Records:
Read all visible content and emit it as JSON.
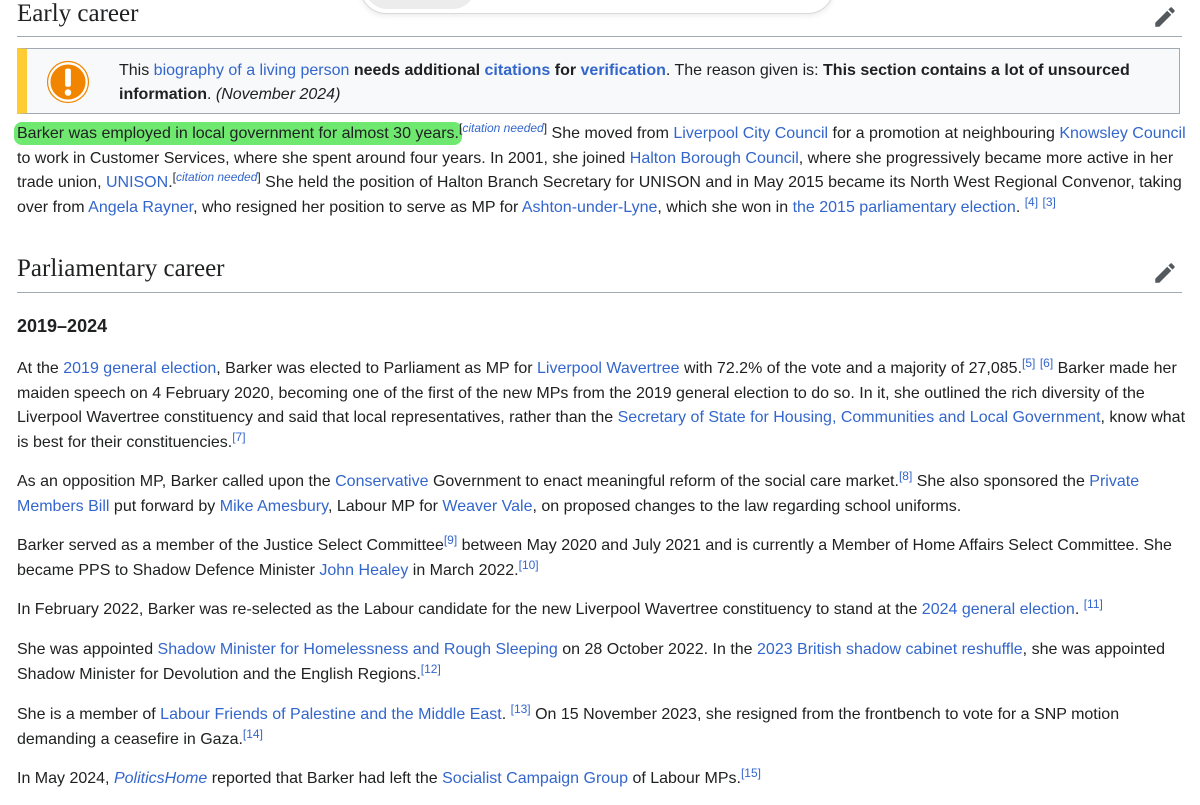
{
  "sections": {
    "early_career": {
      "title": "Early career"
    },
    "parliamentary_career": {
      "title": "Parliamentary career"
    },
    "sub_2019_2024": {
      "title": "2019–2024"
    }
  },
  "ambox": {
    "t1": "This ",
    "l1": "biography",
    "t2": " ",
    "l2": "of a living person",
    "t3": " ",
    "b1": "needs additional ",
    "l3": "citations",
    "b2": " for ",
    "l4": "verification",
    "t4": ". The reason given is: ",
    "b3": "This section contains a lot of unsourced information",
    "t5": ". ",
    "date": "(November 2024)"
  },
  "early": {
    "highlight": "Barker was employed in local government for almost 30 years.",
    "cn1": "citation needed",
    "s1": " She moved from ",
    "l_lcc": "Liverpool City Council",
    "s2": " for a promotion at neighbouring ",
    "l_knowsley": "Knowsley Council",
    "s3": " to work in Customer Services, where she spent around four years. In 2001, she joined ",
    "l_halton": "Halton Borough Council",
    "s4": ", where she progressively became more active in her trade union, ",
    "l_unison": "UNISON",
    "s5": ".",
    "cn2": "citation needed",
    "s6": " She held the position of Halton Branch Secretary for UNISON and in May 2015 became its North West Regional Convenor, taking over from ",
    "l_rayner": "Angela Rayner",
    "s7": ", who resigned her position to serve as MP for ",
    "l_ashton": "Ashton-under-Lyne",
    "s8": ", which she won in ",
    "l_2015": "the 2015 parliamentary election",
    "s9": ". ",
    "r4": "[4]",
    "r3": "[3]"
  },
  "p1": {
    "a": "At the ",
    "l_2019": "2019 general election",
    "b": ", Barker was elected to Parliament as MP for ",
    "l_lw": "Liverpool Wavertree",
    "c": " with 72.2% of the vote and a majority of 27,085.",
    "r5": "[5]",
    "r6": "[6]",
    "d": " Barker made her maiden speech on 4 February 2020, becoming one of the first of the new MPs from the 2019 general election to do so. In it, she outlined the rich diversity of the Liverpool Wavertree constituency and said that local representatives, rather than the ",
    "l_sos": "Secretary of State for Housing, Communities and Local Government",
    "e": ", know what is best for their constituencies.",
    "r7": "[7]"
  },
  "p2": {
    "a": "As an opposition MP, Barker called upon the ",
    "l_cons": "Conservative",
    "b": " Government to enact meaningful reform of the social care market.",
    "r8": "[8]",
    "c": " She also sponsored the ",
    "l_pmb": "Private Members Bill",
    "d": " put forward by ",
    "l_mike": "Mike Amesbury",
    "e": ", Labour MP for ",
    "l_wv": "Weaver Vale",
    "f": ", on proposed changes to the law regarding school uniforms."
  },
  "p3": {
    "a": "Barker served as a member of the Justice Select Committee",
    "r9": "[9]",
    "b": " between May 2020 and July 2021 and is currently a Member of Home Affairs Select Committee. She became PPS to Shadow Defence Minister ",
    "l_healey": "John Healey",
    "c": " in March 2022.",
    "r10": "[10]"
  },
  "p4": {
    "a": "In February 2022, Barker was re-selected as the Labour candidate for the new Liverpool Wavertree constituency to stand at the ",
    "l_2024": "2024 general election",
    "b": ". ",
    "r11": "[11]"
  },
  "p5": {
    "a": "She was appointed ",
    "l_shadow": "Shadow Minister for Homelessness and Rough Sleeping",
    "b": " on 28 October 2022. In the ",
    "l_reshuffle": "2023 British shadow cabinet reshuffle",
    "c": ", she was appointed Shadow Minister for Devolution and the English Regions.",
    "r12": "[12]"
  },
  "p6": {
    "a": "She is a member of ",
    "l_lfpme": "Labour Friends of Palestine and the Middle East",
    "b": ". ",
    "r13": "[13]",
    "c": " On 15 November 2023, she resigned from the frontbench to vote for a SNP motion demanding a ceasefire in Gaza.",
    "r14": "[14]"
  },
  "p7": {
    "a": "In May 2024, ",
    "l_ph": "PoliticsHome",
    "b": " reported that Barker had left the ",
    "l_scg": "Socialist Campaign Group",
    "c": " of Labour MPs.",
    "r15": "[15]"
  },
  "colors": {
    "link": "#3366cc",
    "highlight": "#6ee86e",
    "ambox_stripe": "#ffcc33",
    "warn_icon": "#f28500"
  }
}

Written request
Copy every line from the records above that contains the word "UNISON".

Response to this exercise
    "l_unison": "UNISON",
    "s6": " She held the position of Halton Branch Secretary for UNISON and in May 2015 became its North West Regional Convenor, taking over from ",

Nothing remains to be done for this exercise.